Problem description> Lines containing the string "document" are to be collected in full.

________

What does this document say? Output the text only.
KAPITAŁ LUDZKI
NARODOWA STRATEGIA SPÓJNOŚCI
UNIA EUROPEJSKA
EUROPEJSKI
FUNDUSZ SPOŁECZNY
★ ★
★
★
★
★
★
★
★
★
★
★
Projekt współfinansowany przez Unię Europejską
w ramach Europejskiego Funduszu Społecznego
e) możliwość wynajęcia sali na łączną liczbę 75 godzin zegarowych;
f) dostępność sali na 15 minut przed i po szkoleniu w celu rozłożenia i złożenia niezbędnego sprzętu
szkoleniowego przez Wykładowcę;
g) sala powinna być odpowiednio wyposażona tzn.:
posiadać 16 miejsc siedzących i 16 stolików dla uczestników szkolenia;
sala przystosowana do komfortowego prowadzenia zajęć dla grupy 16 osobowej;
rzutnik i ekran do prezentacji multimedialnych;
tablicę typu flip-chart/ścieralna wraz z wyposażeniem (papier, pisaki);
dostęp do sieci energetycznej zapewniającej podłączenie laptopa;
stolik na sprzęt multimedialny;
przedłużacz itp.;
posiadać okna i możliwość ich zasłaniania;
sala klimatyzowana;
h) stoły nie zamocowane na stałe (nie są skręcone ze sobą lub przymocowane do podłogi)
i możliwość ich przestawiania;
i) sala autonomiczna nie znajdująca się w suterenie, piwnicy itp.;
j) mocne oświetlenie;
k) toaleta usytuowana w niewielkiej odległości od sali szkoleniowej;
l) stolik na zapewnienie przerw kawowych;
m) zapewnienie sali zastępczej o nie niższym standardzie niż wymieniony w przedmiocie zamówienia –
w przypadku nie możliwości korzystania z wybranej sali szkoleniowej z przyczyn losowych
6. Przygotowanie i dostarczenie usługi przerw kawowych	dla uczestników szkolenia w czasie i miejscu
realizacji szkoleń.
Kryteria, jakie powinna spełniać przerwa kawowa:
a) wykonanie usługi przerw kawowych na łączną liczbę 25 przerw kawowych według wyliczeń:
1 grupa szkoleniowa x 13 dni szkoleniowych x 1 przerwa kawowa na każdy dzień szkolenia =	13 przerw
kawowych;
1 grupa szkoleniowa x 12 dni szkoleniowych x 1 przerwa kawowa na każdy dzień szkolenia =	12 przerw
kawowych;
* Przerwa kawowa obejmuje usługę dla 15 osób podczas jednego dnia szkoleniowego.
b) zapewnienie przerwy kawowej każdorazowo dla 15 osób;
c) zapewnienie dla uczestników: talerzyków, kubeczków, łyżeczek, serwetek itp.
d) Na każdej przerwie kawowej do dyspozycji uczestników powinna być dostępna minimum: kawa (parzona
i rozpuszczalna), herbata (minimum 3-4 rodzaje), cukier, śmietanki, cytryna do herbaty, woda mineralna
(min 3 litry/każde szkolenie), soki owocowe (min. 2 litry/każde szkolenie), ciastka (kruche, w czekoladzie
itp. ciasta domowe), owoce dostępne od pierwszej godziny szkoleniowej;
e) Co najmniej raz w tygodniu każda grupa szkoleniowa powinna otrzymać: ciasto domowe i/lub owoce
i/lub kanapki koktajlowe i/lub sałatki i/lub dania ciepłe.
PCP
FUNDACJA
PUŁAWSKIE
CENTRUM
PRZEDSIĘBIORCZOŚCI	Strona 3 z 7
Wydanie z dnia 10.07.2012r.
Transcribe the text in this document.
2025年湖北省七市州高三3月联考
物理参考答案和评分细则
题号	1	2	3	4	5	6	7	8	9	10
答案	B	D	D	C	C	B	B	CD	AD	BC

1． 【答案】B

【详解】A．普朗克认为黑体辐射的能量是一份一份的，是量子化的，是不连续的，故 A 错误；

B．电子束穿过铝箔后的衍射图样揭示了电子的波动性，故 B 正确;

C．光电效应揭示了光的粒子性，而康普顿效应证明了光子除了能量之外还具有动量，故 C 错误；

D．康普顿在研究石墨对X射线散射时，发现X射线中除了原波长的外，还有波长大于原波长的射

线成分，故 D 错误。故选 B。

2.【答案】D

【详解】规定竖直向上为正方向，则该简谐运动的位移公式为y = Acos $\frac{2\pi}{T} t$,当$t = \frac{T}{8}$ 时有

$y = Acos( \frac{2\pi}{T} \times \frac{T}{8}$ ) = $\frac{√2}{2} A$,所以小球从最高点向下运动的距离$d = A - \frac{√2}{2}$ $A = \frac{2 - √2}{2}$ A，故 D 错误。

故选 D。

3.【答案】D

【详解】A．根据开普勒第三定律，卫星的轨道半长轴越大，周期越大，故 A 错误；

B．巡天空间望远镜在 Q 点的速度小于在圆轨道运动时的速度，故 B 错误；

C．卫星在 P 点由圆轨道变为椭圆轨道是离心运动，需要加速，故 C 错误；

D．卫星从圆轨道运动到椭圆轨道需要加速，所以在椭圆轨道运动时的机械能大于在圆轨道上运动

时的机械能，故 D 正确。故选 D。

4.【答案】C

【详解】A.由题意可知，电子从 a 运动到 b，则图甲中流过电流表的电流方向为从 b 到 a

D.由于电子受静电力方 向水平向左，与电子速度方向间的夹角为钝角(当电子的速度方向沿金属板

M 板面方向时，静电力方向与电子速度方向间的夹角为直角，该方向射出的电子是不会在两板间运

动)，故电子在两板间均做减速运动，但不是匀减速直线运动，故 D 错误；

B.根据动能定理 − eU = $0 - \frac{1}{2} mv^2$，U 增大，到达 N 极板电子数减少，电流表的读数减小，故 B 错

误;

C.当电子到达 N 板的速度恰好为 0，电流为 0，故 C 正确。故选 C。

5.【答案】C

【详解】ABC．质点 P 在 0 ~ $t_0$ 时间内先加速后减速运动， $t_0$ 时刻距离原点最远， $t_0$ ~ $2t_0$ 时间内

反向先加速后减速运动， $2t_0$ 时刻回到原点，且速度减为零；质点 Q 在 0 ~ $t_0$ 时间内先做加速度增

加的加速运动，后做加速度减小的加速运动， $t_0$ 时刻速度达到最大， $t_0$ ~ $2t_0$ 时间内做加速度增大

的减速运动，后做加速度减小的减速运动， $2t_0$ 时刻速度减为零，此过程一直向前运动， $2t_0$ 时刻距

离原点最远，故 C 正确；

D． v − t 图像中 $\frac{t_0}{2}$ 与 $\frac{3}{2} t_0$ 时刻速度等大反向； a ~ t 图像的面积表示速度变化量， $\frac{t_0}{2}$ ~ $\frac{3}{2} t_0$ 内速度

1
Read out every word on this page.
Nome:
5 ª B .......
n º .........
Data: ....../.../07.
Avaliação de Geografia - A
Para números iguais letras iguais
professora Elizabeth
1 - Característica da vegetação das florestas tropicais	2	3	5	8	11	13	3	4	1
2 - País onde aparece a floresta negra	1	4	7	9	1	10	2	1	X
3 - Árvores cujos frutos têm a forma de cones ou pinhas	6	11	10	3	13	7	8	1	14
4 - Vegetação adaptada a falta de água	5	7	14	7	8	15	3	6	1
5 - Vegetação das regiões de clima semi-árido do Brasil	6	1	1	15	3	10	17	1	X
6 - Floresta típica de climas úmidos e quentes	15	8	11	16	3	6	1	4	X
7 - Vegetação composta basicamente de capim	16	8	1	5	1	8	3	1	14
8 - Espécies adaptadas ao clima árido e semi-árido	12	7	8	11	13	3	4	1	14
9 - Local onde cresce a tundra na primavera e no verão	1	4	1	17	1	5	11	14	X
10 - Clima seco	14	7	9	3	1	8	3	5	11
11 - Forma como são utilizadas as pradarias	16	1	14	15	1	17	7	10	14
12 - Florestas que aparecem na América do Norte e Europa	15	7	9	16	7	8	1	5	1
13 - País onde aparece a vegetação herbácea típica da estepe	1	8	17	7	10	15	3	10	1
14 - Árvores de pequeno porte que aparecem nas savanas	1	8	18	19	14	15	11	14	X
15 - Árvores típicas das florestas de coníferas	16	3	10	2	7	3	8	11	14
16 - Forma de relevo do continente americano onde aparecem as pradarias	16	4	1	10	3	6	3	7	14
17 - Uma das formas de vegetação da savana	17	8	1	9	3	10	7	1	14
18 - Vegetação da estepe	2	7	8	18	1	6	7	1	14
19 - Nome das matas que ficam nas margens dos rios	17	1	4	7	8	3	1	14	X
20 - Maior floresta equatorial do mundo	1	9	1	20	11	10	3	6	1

________

Answer to this problem>
What does this document say? Output the text only.
Transcribe the text in this document.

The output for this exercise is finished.